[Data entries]
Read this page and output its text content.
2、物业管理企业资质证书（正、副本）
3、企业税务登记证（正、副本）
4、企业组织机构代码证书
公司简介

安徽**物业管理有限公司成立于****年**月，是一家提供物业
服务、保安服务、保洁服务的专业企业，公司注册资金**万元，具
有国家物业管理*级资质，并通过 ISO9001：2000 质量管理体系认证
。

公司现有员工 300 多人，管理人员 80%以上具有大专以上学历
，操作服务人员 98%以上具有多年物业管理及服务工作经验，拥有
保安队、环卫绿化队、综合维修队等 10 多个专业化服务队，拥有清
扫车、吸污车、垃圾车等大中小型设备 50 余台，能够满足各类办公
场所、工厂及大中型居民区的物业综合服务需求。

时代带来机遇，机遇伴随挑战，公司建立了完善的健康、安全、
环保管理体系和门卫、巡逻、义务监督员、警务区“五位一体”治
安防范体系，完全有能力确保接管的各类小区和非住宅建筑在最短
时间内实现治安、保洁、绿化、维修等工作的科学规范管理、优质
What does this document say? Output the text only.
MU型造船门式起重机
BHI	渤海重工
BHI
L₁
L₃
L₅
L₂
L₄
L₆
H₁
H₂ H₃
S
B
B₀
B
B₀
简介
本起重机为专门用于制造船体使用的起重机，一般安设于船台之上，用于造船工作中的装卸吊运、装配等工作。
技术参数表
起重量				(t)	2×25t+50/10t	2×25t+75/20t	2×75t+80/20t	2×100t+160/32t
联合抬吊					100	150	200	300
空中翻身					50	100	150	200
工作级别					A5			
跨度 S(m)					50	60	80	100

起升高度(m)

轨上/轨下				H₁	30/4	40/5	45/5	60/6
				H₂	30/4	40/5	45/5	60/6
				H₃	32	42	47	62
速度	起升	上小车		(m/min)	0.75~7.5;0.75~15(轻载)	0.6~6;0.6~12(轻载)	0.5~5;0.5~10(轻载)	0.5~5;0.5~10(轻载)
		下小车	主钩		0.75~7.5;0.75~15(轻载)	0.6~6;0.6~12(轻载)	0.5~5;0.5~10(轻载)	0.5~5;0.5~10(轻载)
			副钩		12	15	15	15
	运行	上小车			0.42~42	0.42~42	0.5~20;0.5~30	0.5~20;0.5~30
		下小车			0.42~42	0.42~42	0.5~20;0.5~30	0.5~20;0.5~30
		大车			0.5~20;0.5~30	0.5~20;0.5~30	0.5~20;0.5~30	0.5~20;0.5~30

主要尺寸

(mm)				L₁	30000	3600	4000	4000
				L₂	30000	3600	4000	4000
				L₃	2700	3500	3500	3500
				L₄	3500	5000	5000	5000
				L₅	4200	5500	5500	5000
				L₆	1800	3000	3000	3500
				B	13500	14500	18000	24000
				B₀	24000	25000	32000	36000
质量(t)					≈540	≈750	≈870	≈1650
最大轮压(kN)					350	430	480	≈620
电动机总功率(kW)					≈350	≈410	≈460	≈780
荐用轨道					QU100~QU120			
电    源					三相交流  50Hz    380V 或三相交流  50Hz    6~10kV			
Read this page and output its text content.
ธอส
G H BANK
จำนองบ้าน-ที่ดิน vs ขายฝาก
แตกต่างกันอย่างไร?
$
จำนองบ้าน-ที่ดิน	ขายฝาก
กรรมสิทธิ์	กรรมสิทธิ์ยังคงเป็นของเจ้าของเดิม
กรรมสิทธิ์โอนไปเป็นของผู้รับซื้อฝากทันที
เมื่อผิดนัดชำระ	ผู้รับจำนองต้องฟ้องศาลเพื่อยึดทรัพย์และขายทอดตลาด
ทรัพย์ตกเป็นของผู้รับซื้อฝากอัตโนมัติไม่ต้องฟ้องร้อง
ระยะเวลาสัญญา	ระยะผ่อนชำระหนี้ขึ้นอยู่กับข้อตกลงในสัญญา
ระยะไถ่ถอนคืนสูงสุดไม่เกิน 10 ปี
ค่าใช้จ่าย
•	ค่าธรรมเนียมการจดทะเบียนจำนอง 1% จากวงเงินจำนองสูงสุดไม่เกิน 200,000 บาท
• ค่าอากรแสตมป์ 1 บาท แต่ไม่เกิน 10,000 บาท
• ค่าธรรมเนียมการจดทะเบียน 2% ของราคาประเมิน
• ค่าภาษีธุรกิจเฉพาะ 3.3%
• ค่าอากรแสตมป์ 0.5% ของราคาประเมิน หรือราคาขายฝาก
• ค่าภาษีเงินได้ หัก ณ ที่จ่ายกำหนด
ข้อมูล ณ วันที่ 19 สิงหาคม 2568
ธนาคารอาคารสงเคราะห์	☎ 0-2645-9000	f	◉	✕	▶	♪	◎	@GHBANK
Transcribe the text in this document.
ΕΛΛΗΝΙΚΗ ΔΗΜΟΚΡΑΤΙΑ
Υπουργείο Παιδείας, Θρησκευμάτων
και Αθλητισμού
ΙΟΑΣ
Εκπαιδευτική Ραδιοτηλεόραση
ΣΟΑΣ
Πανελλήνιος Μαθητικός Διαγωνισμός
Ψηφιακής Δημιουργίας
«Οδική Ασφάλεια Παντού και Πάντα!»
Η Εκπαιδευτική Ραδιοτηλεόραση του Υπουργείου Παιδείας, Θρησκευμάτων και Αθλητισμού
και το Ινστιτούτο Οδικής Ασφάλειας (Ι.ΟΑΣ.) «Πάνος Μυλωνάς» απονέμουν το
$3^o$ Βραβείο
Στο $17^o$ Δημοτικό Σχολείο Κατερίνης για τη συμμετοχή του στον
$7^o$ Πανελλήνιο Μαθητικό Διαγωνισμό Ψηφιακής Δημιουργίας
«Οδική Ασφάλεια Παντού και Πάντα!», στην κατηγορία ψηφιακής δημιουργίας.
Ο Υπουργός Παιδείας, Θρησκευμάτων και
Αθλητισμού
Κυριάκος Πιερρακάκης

Exercise =>
Repeat the records above exactly, from the first line to the last.

Result of the task =>
Read this page and output its text content.
2、物业管理企业资质证书（正、副本）
3、企业税务登记证（正、副本）
4、企业组织机构代码证书
公司简介

安徽**物业管理有限公司成立于****年**月，是一家提供物业
服务、保安服务、保洁服务的专业企业，公司注册资金**万元，具
有国家物业管理*级资质，并通过 ISO9001：2000 质量管理体系认证
。

公司现有员工 300 多人，管理人员 80%以上具有大专以上学历
，操作服务人员 98%以上具有多年物业管理及服务工作经验，拥有
保安队、环卫绿化队、综合维修队等 10 多个专业化服务队，拥有清
扫车、吸污车、垃圾车等大中小型设备 50 余台，能够满足各类办公
场所、工厂及大中型居民区的物业综合服务需求。

时代带来机遇，机遇伴随挑战，公司建立了完善的健康、安全、
环保管理体系和门卫、巡逻、义务监督员、警务区“五位一体”治
安防范体系，完全有能力确保接管的各类小区和非住宅建筑在最短
时间内实现治安、保洁、绿化、维修等工作的科学规范管理、优质
What does this document say? Output the text only.
MU型造船门式起重机
BHI	渤海重工
BHI
L₁
L₃
L₅
L₂
L₄
L₆
H₁
H₂ H₃
S
B
B₀
B
B₀
简介
本起重机为专门用于制造船体使用的起重机，一般安设于船台之上，用于造船工作中的装卸吊运、装配等工作。
技术参数表
起重量				(t)	2×25t+50/10t	2×25t+75/20t	2×75t+80/20t	2×100t+160/32t
联合抬吊					100	150	200	300
空中翻身					50	100	150	200
工作级别					A5			
跨度 S(m)					50	60	80	100

起升高度(m)

轨上/轨下				H₁	30/4	40/5	45/5	60/6
				H₂	30/4	40/5	45/5	60/6
				H₃	32	42	47	62
速度	起升	上小车		(m/min)	0.75~7.5;0.75~15(轻载)	0.6~6;0.6~12(轻载)	0.5~5;0.5~10(轻载)	0.5~5;0.5~10(轻载)
		下小车	主钩		0.75~7.5;0.75~15(轻载)	0.6~6;0.6~12(轻载)	0.5~5;0.5~10(轻载)	0.5~5;0.5~10(轻载)
			副钩		12	15	15	15
	运行	上小车			0.42~42	0.42~42	0.5~20;0.5~30	0.5~20;0.5~30
		下小车			0.42~42	0.42~42	0.5~20;0.5~30	0.5~20;0.5~30
		大车			0.5~20;0.5~30	0.5~20;0.5~30	0.5~20;0.5~30	0.5~20;0.5~30

主要尺寸

(mm)				L₁	30000	3600	4000	4000
				L₂	30000	3600	4000	4000
				L₃	2700	3500	3500	3500
				L₄	3500	5000	5000	5000
				L₅	4200	5500	5500	5000
				L₆	1800	3000	3000	3500
				B	13500	14500	18000	24000
				B₀	24000	25000	32000	36000
质量(t)					≈540	≈750	≈870	≈1650
最大轮压(kN)					350	430	480	≈620
电动机总功率(kW)					≈350	≈410	≈460	≈780
荐用轨道					QU100~QU120			
电    源					三相交流  50Hz    380V 或三相交流  50Hz    6~10kV			
Read this page and output its text content.
ธอส
G H BANK
จำนองบ้าน-ที่ดิน vs ขายฝาก
แตกต่างกันอย่างไร?
$
จำนองบ้าน-ที่ดิน	ขายฝาก
กรรมสิทธิ์	กรรมสิทธิ์ยังคงเป็นของเจ้าของเดิม
กรรมสิทธิ์โอนไปเป็นของผู้รับซื้อฝากทันที
เมื่อผิดนัดชำระ	ผู้รับจำนองต้องฟ้องศาลเพื่อยึดทรัพย์และขายทอดตลาด
ทรัพย์ตกเป็นของผู้รับซื้อฝากอัตโนมัติไม่ต้องฟ้องร้อง
ระยะเวลาสัญญา	ระยะผ่อนชำระหนี้ขึ้นอยู่กับข้อตกลงในสัญญา
ระยะไถ่ถอนคืนสูงสุดไม่เกิน 10 ปี
ค่าใช้จ่าย
•	ค่าธรรมเนียมการจดทะเบียนจำนอง 1% จากวงเงินจำนองสูงสุดไม่เกิน 200,000 บาท
• ค่าอากรแสตมป์ 1 บาท แต่ไม่เกิน 10,000 บาท
• ค่าธรรมเนียมการจดทะเบียน 2% ของราคาประเมิน
• ค่าภาษีธุรกิจเฉพาะ 3.3%
• ค่าอากรแสตมป์ 0.5% ของราคาประเมิน หรือราคาขายฝาก
• ค่าภาษีเงินได้ หัก ณ ที่จ่ายกำหนด
ข้อมูล ณ วันที่ 19 สิงหาคม 2568
ธนาคารอาคารสงเคราะห์	☎ 0-2645-9000	f	◉	✕	▶	♪	◎	@GHBANK
Transcribe the text in this document.
ΕΛΛΗΝΙΚΗ ΔΗΜΟΚΡΑΤΙΑ
Υπουργείο Παιδείας, Θρησκευμάτων
και Αθλητισμού
ΙΟΑΣ
Εκπαιδευτική Ραδιοτηλεόραση
ΣΟΑΣ
Πανελλήνιος Μαθητικός Διαγωνισμός
Ψηφιακής Δημιουργίας
«Οδική Ασφάλεια Παντού και Πάντα!»
Η Εκπαιδευτική Ραδιοτηλεόραση του Υπουργείου Παιδείας, Θρησκευμάτων και Αθλητισμού
και το Ινστιτούτο Οδικής Ασφάλειας (Ι.ΟΑΣ.) «Πάνος Μυλωνάς» απονέμουν το
$3^o$ Βραβείο
Στο $17^o$ Δημοτικό Σχολείο Κατερίνης για τη συμμετοχή του στον
$7^o$ Πανελλήνιο Μαθητικό Διαγωνισμό Ψηφιακής Δημιουργίας
«Οδική Ασφάλεια Παντού και Πάντα!», στην κατηγορία ψηφιακής δημιουργίας.
Ο Υπουργός Παιδείας, Θρησκευμάτων και
Αθλητισμού
Κυριάκος Πιερρακάκης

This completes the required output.